Written problem — Set every line down exactly, from the one that has "OCR this image." through the final one, and keep the pictures out.

Raw data —
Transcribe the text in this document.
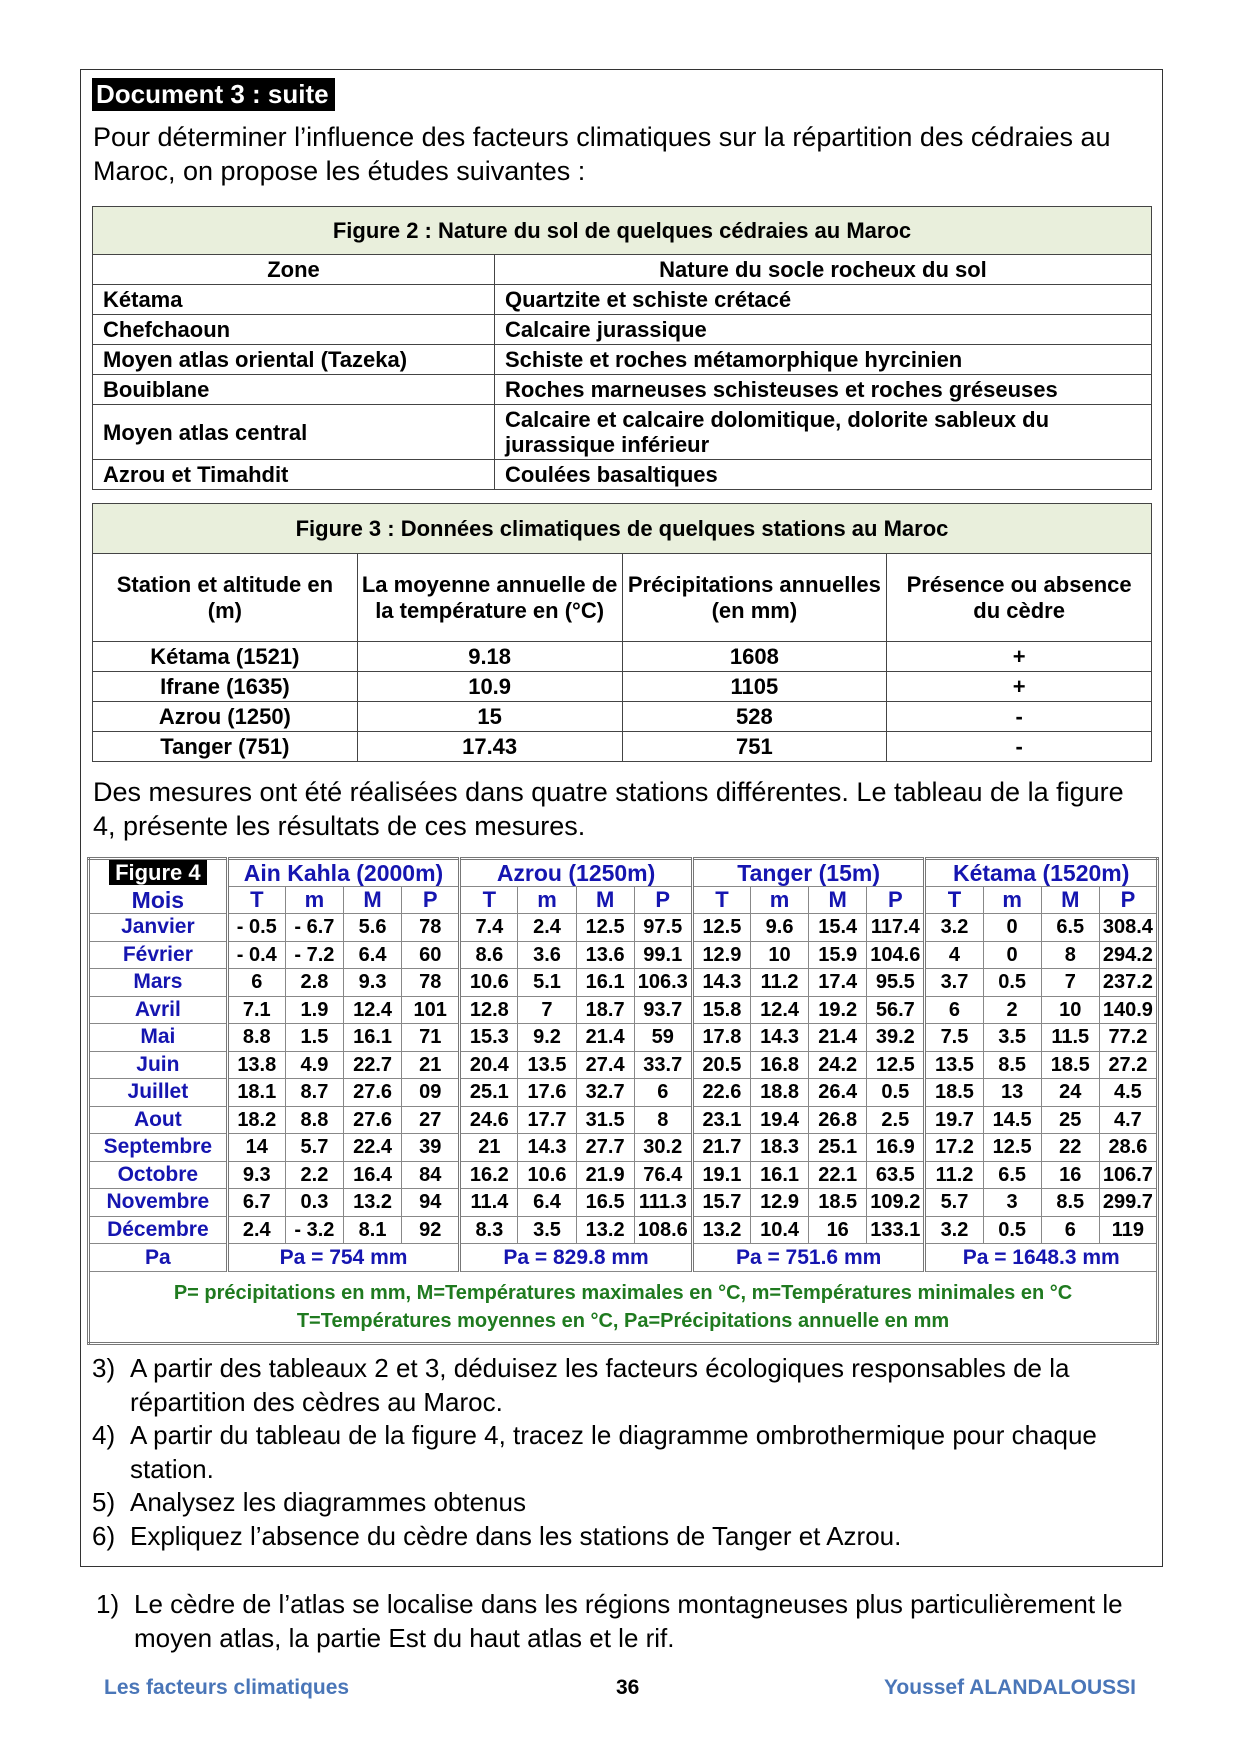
Document 3 : suite
Pour déterminer l’influence des facteurs climatiques sur la répartition des cédraies au Maroc, on propose les études suivantes :
Figure 2 : Nature du sol de quelques cédraies au Maroc	
Zone	Nature du socle rocheux du sol
Kétama	Quartzite et schiste crétacé
Chefchaoun	Calcaire jurassique
Moyen atlas oriental (Tazeka)	Schiste et roches métamorphique hyrcinien
Bouiblane	Roches marneuses schisteuses et roches gréseuses
Moyen atlas central	Calcaire et calcaire dolomitique, dolorite sableux du jurassique inférieur
Azrou et Timahdit	Coulées basaltiques
Figure 3 : Données climatiques de quelques stations au Maroc			
Station et altitude en (m)	La moyenne annuelle de la température en (°C)	Précipitations annuelles (en mm)	Présence ou absence du cèdre
Kétama (1521)	9.18	1608	+
Ifrane (1635)	10.9	1105	+
Azrou (1250)	15	528	-
Tanger (751)	17.43	751	-
Des mesures ont été réalisées dans quatre stations différentes. Le tableau de la figure 4, présente les résultats de ces mesures.
Figure 4	Ain Kahla (2000m)				Azrou (1250m)				Tanger (15m)				Kétama (1520m)			
Mois	T	m	M	P	T	m	M	P	T	m	M	P	T	m	M	P
Janvier	- 0.5	- 6.7	5.6	78	7.4	2.4	12.5	97.5	12.5	9.6	15.4	117.4	3.2	0	6.5	308.4
Février	- 0.4	- 7.2	6.4	60	8.6	3.6	13.6	99.1	12.9	10	15.9	104.6	4	0	8	294.2
Mars	6	2.8	9.3	78	10.6	5.1	16.1	106.3	14.3	11.2	17.4	95.5	3.7	0.5	7	237.2
Avril	7.1	1.9	12.4	101	12.8	7	18.7	93.7	15.8	12.4	19.2	56.7	6	2	10	140.9
Mai	8.8	1.5	16.1	71	15.3	9.2	21.4	59	17.8	14.3	21.4	39.2	7.5	3.5	11.5	77.2
Juin	13.8	4.9	22.7	21	20.4	13.5	27.4	33.7	20.5	16.8	24.2	12.5	13.5	8.5	18.5	27.2
Juillet	18.1	8.7	27.6	09	25.1	17.6	32.7	6	22.6	18.8	26.4	0.5	18.5	13	24	4.5
Aout	18.2	8.8	27.6	27	24.6	17.7	31.5	8	23.1	19.4	26.8	2.5	19.7	14.5	25	4.7
Septembre	14	5.7	22.4	39	21	14.3	27.7	30.2	21.7	18.3	25.1	16.9	17.2	12.5	22	28.6
Octobre	9.3	2.2	16.4	84	16.2	10.6	21.9	76.4	19.1	16.1	22.1	63.5	11.2	6.5	16	106.7
Novembre	6.7	0.3	13.2	94	11.4	6.4	16.5	111.3	15.7	12.9	18.5	109.2	5.7	3	8.5	299.7
Décembre	2.4	- 3.2	8.1	92	8.3	3.5	13.2	108.6	13.2	10.4	16	133.1	3.2	0.5	6	119
Pa	Pa = 754 mm				Pa = 829.8 mm				Pa = 751.6 mm				Pa = 1648.3 mm			

P= précipitations en mm, M=Températures maximales en °C, m=Températures minimales en °C
T=Températures moyennes en °C, Pa=Précipitations annuelle en mm																
3) A partir des tableaux 2 et 3, déduisez les facteurs écologiques responsables de la répartition des cèdres au Maroc.
4) A partir du tableau de la figure 4, tracez le diagramme ombrothermique pour chaque station.
5) Analysez les diagrammes obtenus
6) Expliquez l’absence du cèdre dans les stations de Tanger et Azrou.
1) Le cèdre de l’atlas se localise dans les régions montagneuses plus particulièrement le moyen atlas, la partie Est du haut atlas et le rif.
Les facteurs climatiques	36	Youssef ALANDALOUSSI
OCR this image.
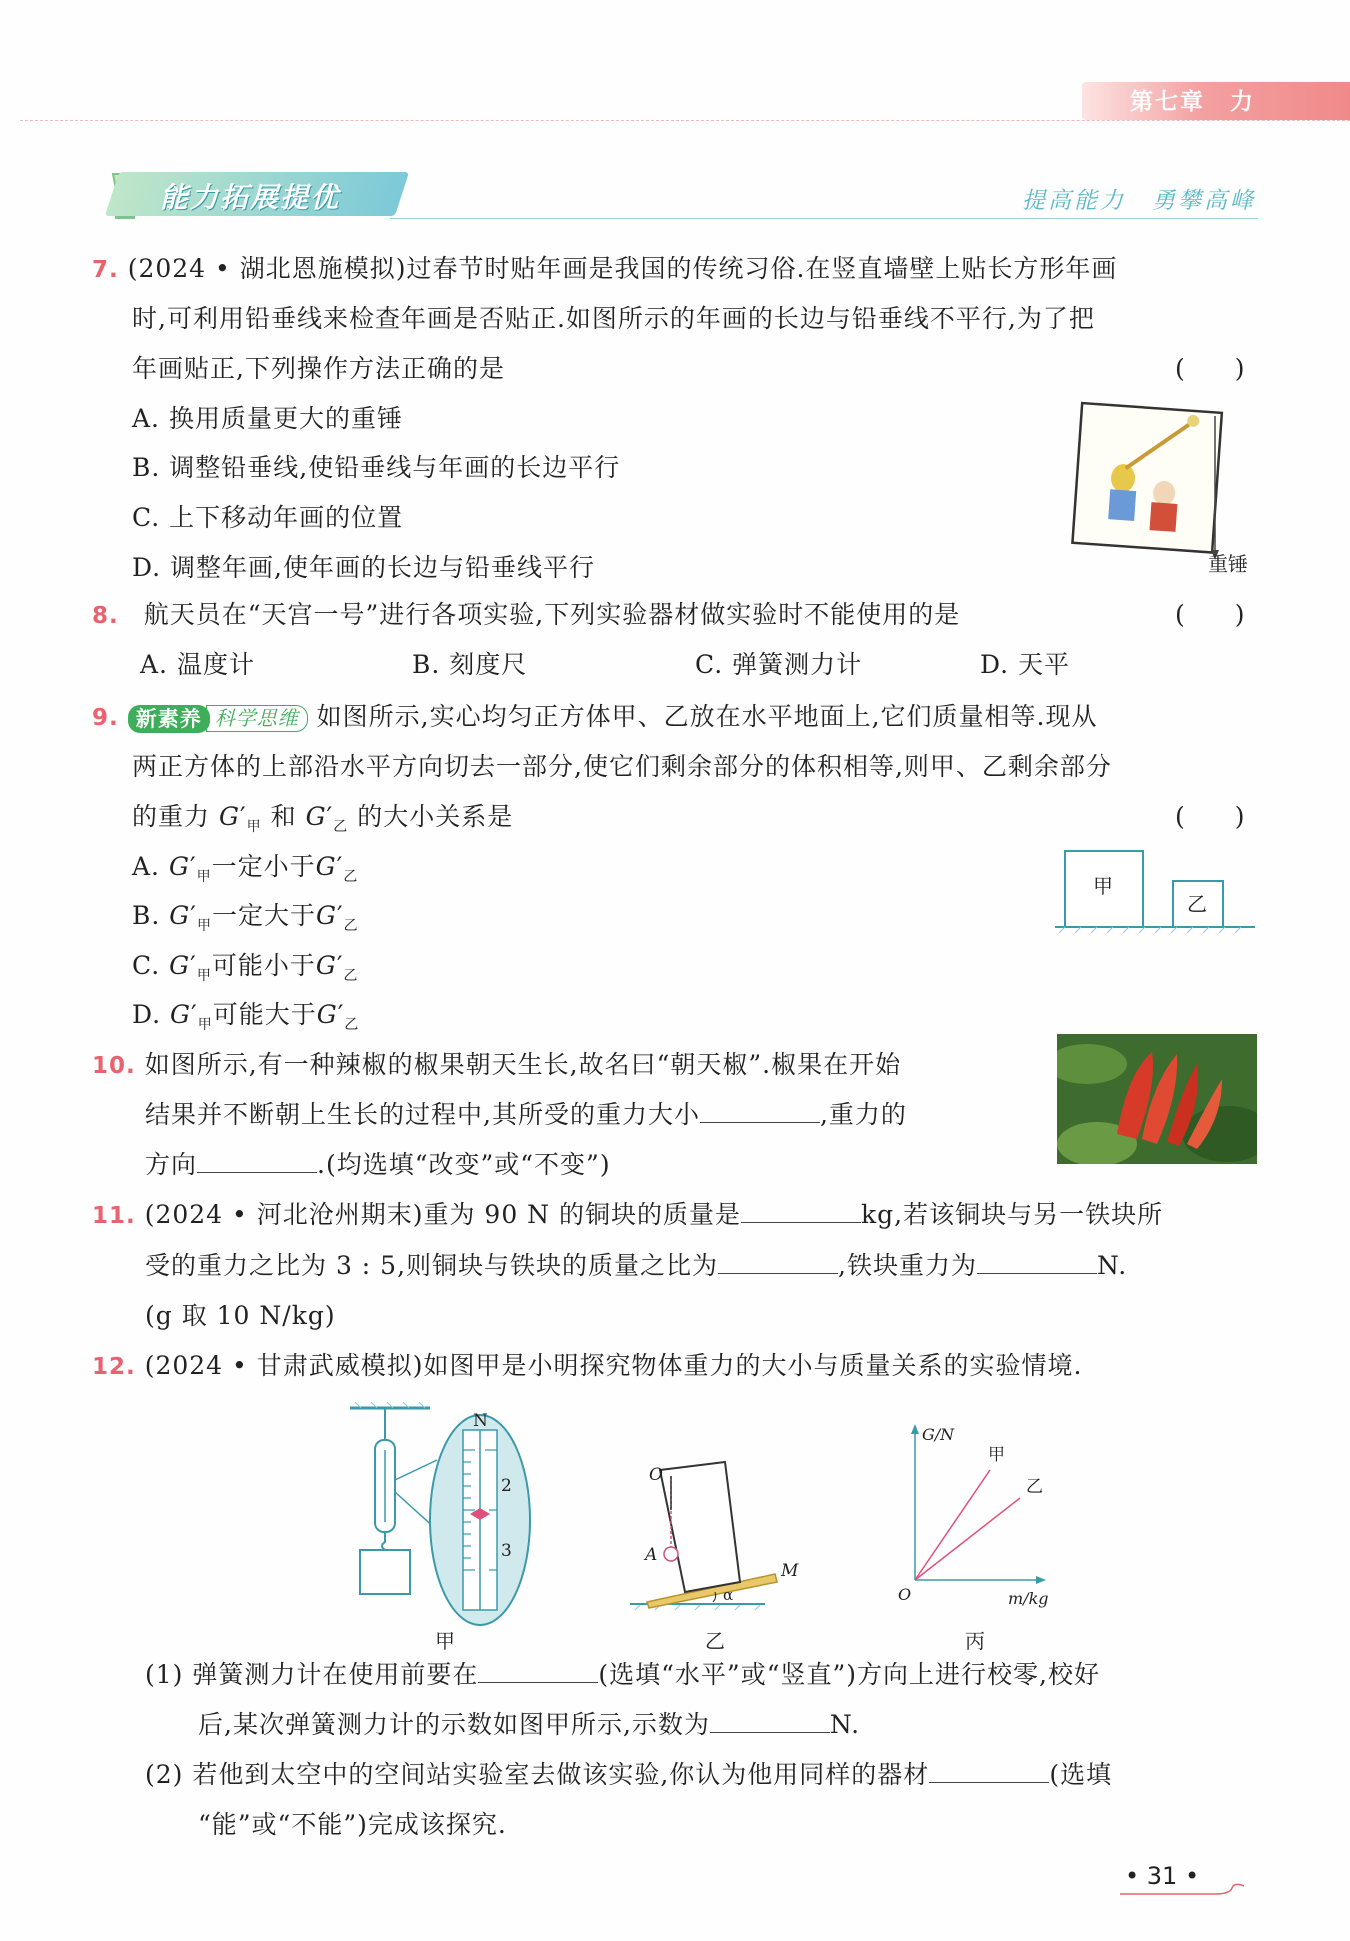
第七章　力
能力拓展提优	提高能力　勇攀高峰
7. (2024 • 湖北恩施模拟)过春节时贴年画是我国的传统习俗.在竖直墙壁上贴长方形年画
时,可利用铅垂线来检查年画是否贴正.如图所示的年画的长边与铅垂线不平行,为了把
年画贴正,下列操作方法正确的是	(　　)
A. 换用质量更大的重锤
B. 调整铅垂线,使铅垂线与年画的长边平行
C. 上下移动年画的位置
D. 调整年画,使年画的长边与铅垂线平行	重锤
8. 航天员在“天宫一号”进行各项实验,下列实验器材做实验时不能使用的是	(　　)
A. 温度计	B. 刻度尺	C. 弹簧测力计	D. 天平
9. 新素养 科学思维 如图所示,实心均匀正方体甲、乙放在水平地面上,它们质量相等.现从
两正方体的上部沿水平方向切去一部分,使它们剩余部分的体积相等,则甲、乙剩余部分
的重力 $G'_甲$ 和 $G'_乙$ 的大小关系是	(　　)
A. $G'_甲$一定小于$G'_乙$
B. $G'_甲$一定大于$G'_乙$
C. $G'_甲$可能小于$G'_乙$
D. $G'_甲$可能大于$G'_乙$
甲
乙
10. 如图所示,有一种辣椒的椒果朝天生长,故名曰“朝天椒”.椒果在开始
结果并不断朝上生长的过程中,其所受的重力大小	,重力的
方向	.(均选填“改变”或“不变”)
11. (2024 • 河北沧州期末)重为 90 N 的铜块的质量是	kg,若该铜块与另一铁块所
受的重力之比为 3 : 5,则铜块与铁块的质量之比为	,铁块重力为	N.
(g 取 10 N/kg)
12. (2024 • 甘肃武威模拟)如图甲是小明探究物体重力的大小与质量关系的实验情境.
N
2
3
甲
O
A
M
α
乙
G/N
m/kg
O
甲
乙
丙
(1) 弹簧测力计在使用前要在	(选填“水平”或“竖直”)方向上进行校零,校好
后,某次弹簧测力计的示数如图甲所示,示数为	N.
(2) 若他到太空中的空间站实验室去做该实验,你认为他用同样的器材	(选填
“能”或“不能”)完成该探究.
• 31 •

Exercise result —
OCR this image.
第七章　力
能力拓展提优	提高能力　勇攀高峰
7. (2024 • 湖北恩施模拟)过春节时贴年画是我国的传统习俗.在竖直墙壁上贴长方形年画
时,可利用铅垂线来检查年画是否贴正.如图所示的年画的长边与铅垂线不平行,为了把
年画贴正,下列操作方法正确的是	(　　)
A. 换用质量更大的重锤
B. 调整铅垂线,使铅垂线与年画的长边平行
C. 上下移动年画的位置
D. 调整年画,使年画的长边与铅垂线平行	重锤
8. 航天员在“天宫一号”进行各项实验,下列实验器材做实验时不能使用的是	(　　)
A. 温度计	B. 刻度尺	C. 弹簧测力计	D. 天平
9. 新素养 科学思维 如图所示,实心均匀正方体甲、乙放在水平地面上,它们质量相等.现从
两正方体的上部沿水平方向切去一部分,使它们剩余部分的体积相等,则甲、乙剩余部分
的重力 $G'_甲$ 和 $G'_乙$ 的大小关系是	(　　)
A. $G'_甲$一定小于$G'_乙$
B. $G'_甲$一定大于$G'_乙$
C. $G'_甲$可能小于$G'_乙$
D. $G'_甲$可能大于$G'_乙$
甲
乙
10. 如图所示,有一种辣椒的椒果朝天生长,故名曰“朝天椒”.椒果在开始
结果并不断朝上生长的过程中,其所受的重力大小	,重力的
方向	.(均选填“改变”或“不变”)
11. (2024 • 河北沧州期末)重为 90 N 的铜块的质量是	kg,若该铜块与另一铁块所
受的重力之比为 3 : 5,则铜块与铁块的质量之比为	,铁块重力为	N.
(g 取 10 N/kg)
12. (2024 • 甘肃武威模拟)如图甲是小明探究物体重力的大小与质量关系的实验情境.
N
2
3
甲
O
A
M
α
乙
G/N
m/kg
O
甲
乙
丙
(1) 弹簧测力计在使用前要在	(选填“水平”或“竖直”)方向上进行校零,校好
后,某次弹簧测力计的示数如图甲所示,示数为	N.
(2) 若他到太空中的空间站实验室去做该实验,你认为他用同样的器材	(选填
“能”或“不能”)完成该探究.
• 31 •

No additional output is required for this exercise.